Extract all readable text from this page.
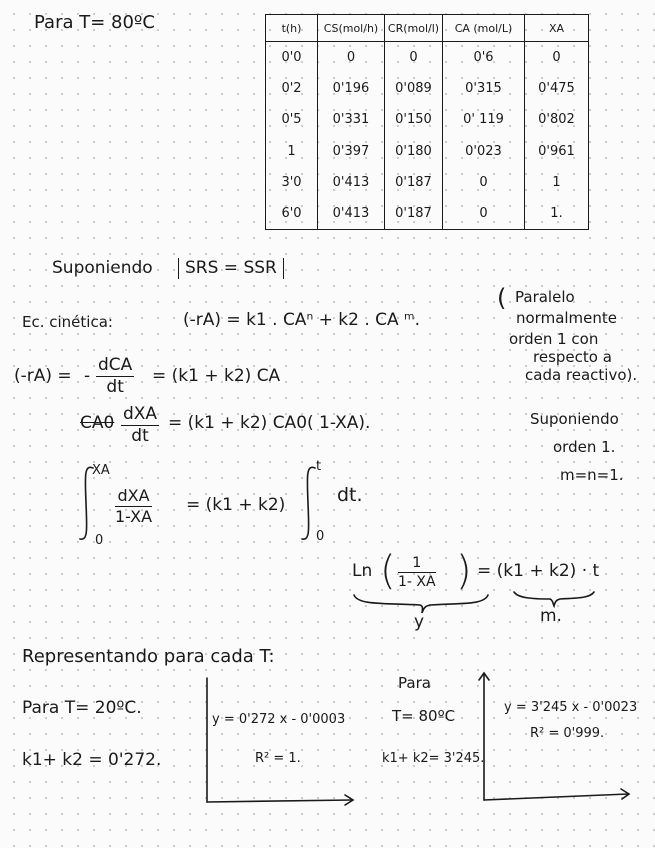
Para T= 80ºC	t(h)	CS(mol/h)	CR(mol/l)	CA (mol/L)	XA
0'0	0	0	0'6	0
0'2	0'196	0'089	0'315	0'475
0'5	0'331	0'150	0' 119	0'802
1	0'397	0'180	0'023	0'961
3'0	0'413	0'187	0	1
6'0	0'413	0'187	0	1.
Suponiendo	SRS = SSR
Ec. cinética:	(-rA) = k1 . CAⁿ + k2 . CA ᵐ.
( Paralelo
normalmente
orden 1 con
respecto a
cada reactivo).
(-rA) = -
dCA
dt
= (k1 + k2) CA
CA0 dXA
dt
= (k1 + k2) CA0( 1-XA).	Suponiendo
orden 1.
m=n=1.
XA
0
dXA
1-XA
= (k1 + k2)
t
0
dt.
Ln ( $\frac{1}{1- XA}$ ) = (k1 + k2) · t
y	m.
Representando para cada T:
Para T= 20ºC.
k1+ k2 = 0'272.
y = 0'272 x - 0'0003
R² = 1.
Para
T= 80ºC
k1+ k2= 3'245.
y = 3'245 x - 0'0023
R² = 0'999.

* * * * *

> _Task instructions_:
Find the word "cada" in the data and show each line that holds it.

> _Task output_:
cada reactivo).
Representando para cada T:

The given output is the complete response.